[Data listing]

<<<<

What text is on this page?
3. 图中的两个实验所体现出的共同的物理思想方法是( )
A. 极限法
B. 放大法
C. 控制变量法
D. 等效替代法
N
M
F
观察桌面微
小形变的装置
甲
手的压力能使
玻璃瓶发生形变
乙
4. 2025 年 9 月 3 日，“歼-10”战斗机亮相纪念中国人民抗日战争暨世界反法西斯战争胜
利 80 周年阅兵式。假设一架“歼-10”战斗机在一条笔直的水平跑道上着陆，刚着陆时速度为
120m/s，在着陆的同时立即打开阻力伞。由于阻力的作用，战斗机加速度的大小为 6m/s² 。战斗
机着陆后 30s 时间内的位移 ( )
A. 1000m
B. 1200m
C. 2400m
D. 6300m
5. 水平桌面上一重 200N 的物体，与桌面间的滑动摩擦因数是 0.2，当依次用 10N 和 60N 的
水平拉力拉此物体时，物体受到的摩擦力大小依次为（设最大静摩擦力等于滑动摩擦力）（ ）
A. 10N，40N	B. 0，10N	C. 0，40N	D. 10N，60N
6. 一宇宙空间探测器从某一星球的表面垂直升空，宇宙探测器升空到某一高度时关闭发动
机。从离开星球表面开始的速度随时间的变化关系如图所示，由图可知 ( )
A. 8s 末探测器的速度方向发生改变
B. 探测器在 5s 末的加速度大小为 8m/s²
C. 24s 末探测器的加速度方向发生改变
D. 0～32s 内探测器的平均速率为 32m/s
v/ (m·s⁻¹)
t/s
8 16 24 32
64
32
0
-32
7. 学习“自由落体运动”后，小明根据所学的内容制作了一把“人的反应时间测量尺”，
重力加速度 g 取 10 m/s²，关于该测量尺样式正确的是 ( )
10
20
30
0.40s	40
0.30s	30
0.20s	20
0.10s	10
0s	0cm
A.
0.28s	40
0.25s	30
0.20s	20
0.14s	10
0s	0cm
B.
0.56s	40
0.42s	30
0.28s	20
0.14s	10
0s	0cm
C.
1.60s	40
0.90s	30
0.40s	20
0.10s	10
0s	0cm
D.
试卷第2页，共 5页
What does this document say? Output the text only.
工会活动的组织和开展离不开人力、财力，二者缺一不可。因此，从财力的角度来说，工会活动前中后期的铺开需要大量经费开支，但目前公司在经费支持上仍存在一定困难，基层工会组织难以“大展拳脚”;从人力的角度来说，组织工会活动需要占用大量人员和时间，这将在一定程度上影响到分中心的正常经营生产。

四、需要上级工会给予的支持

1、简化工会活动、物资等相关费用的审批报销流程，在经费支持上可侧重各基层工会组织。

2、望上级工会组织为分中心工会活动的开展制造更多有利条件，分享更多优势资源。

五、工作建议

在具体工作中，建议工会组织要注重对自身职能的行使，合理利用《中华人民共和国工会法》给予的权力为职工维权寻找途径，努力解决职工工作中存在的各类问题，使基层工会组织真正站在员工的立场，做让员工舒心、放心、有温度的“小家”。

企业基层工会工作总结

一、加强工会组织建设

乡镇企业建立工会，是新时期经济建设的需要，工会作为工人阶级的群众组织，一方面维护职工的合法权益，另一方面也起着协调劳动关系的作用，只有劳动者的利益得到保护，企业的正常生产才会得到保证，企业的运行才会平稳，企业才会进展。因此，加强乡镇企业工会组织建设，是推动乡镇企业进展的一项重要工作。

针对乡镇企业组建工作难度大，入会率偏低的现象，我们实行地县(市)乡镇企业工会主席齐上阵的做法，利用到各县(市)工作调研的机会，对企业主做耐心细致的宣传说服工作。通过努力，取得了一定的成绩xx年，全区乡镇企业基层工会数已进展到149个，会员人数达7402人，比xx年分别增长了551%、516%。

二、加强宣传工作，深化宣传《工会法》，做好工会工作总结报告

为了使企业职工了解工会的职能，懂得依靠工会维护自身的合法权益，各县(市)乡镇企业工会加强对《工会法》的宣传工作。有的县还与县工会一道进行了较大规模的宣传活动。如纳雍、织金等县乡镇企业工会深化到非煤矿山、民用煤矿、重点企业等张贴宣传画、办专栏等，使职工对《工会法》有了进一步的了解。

>>>>

▶ [Given exercise]:
Check all the records above and select each line where the string "this" is found.

▶ [Completed task]:
What text is on this page?
What does this document say? Output the text only.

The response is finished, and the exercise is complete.